--- ROWS ---

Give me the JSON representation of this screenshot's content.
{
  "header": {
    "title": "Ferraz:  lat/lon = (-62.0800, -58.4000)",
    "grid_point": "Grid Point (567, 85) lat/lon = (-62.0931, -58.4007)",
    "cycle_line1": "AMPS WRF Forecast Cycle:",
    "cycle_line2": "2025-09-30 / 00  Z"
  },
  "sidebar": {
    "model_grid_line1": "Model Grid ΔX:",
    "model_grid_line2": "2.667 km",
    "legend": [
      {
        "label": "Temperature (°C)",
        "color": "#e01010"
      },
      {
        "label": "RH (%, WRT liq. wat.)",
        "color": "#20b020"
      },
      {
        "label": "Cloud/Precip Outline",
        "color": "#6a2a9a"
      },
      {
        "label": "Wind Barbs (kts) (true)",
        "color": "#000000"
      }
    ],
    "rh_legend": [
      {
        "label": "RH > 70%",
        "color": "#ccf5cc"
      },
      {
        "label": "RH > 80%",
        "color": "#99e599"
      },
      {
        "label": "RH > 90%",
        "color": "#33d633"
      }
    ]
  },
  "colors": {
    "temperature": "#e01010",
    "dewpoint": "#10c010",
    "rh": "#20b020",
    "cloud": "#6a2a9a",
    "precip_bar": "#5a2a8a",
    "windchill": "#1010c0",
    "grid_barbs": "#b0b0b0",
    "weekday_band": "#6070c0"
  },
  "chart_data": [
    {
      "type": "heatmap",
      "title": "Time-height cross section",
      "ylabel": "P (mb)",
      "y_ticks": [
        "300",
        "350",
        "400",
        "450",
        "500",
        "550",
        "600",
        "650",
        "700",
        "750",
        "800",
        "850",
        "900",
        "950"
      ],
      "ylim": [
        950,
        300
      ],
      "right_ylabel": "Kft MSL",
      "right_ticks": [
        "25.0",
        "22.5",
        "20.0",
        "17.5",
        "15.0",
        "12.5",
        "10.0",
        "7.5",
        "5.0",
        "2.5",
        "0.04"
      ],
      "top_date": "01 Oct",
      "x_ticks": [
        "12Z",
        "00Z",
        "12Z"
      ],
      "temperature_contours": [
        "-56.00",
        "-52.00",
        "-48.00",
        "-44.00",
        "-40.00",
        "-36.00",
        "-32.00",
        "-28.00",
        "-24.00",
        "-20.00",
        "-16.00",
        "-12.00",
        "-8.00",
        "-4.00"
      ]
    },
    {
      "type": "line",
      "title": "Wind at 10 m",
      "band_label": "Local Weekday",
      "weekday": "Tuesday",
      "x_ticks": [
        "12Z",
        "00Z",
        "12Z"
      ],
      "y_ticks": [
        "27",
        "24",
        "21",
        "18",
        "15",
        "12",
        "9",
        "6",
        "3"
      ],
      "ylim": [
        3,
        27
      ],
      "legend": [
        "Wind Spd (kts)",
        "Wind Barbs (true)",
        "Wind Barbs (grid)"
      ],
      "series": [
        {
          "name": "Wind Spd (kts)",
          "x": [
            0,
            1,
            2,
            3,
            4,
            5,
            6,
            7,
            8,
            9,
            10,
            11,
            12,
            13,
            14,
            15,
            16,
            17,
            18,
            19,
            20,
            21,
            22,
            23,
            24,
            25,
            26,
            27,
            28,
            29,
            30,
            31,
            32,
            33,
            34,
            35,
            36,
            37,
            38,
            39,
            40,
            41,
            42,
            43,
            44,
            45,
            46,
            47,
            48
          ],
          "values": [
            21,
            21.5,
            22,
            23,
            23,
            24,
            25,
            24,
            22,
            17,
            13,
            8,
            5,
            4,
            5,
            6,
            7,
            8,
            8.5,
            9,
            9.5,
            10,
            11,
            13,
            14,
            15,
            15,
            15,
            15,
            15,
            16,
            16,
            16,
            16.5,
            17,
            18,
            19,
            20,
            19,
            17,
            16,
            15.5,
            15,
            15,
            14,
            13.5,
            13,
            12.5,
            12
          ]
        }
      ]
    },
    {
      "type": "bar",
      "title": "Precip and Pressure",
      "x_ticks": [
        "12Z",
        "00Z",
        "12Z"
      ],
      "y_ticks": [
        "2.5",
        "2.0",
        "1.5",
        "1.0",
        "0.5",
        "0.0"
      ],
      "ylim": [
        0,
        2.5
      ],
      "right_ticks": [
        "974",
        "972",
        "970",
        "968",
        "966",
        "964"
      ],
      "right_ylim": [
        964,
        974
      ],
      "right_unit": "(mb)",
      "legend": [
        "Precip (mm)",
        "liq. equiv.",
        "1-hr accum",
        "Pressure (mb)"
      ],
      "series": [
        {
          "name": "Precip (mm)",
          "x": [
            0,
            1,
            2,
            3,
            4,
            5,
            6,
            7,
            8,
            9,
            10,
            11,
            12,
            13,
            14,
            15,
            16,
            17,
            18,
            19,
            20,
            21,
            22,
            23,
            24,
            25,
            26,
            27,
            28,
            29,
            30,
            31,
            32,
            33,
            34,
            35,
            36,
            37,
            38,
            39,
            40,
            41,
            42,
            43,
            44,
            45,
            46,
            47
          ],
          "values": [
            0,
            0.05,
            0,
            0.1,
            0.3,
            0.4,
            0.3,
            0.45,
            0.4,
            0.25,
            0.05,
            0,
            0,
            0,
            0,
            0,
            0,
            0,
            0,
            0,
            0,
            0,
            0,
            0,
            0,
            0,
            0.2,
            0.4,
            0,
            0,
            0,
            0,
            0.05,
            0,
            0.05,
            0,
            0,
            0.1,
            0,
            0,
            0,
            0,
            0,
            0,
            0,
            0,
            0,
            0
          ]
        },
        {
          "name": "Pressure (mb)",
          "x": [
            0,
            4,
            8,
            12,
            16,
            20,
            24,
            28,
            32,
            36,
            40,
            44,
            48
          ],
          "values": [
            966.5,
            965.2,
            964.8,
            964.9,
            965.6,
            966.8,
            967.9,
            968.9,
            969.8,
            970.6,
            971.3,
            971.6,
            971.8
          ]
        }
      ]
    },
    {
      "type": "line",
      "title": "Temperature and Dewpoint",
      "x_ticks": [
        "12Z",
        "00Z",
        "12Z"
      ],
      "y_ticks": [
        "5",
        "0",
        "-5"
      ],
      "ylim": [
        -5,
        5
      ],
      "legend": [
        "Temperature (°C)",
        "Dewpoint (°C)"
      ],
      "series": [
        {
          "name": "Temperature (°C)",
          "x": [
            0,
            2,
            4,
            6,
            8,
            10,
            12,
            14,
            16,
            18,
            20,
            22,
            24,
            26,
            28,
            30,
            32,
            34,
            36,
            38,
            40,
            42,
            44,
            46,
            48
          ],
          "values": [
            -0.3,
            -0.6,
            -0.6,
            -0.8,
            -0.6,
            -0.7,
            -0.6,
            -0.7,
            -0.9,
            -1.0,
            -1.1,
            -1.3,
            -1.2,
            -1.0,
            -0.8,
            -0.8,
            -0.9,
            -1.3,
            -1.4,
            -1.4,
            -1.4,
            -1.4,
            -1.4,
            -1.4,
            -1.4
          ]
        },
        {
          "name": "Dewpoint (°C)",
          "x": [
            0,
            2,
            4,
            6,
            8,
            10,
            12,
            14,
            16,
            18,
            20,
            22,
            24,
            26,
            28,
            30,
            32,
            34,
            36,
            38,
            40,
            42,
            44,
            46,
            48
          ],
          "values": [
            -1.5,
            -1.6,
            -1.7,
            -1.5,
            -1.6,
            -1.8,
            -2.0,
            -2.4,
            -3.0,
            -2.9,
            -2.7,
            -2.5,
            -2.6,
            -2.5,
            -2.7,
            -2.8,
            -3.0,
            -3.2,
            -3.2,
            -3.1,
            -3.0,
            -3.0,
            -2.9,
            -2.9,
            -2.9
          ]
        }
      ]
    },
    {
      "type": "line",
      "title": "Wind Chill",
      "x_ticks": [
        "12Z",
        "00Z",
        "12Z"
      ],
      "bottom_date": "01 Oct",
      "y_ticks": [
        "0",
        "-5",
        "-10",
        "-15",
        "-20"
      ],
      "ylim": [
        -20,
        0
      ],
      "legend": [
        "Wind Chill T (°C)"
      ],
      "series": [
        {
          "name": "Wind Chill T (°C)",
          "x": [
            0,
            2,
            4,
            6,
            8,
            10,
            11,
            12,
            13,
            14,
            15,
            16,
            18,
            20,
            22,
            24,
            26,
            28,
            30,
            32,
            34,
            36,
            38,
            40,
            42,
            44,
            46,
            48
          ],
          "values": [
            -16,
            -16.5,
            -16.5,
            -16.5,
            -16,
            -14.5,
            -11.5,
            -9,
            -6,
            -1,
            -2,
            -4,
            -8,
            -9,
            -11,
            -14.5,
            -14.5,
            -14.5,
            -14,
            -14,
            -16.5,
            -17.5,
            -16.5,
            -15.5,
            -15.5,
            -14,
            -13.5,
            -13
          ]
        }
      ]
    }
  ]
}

---

WRITTEN REQUEST
Collect the lines that hold "name".

SOLVED EXERCISE
          "name": "Wind Spd (kts)",
          "name": "Precip (mm)",
          "name": "Pressure (mb)",
          "name": "Temperature (°C)",
          "name": "Dewpoint (°C)",
          "name": "Wind Chill T (°C)",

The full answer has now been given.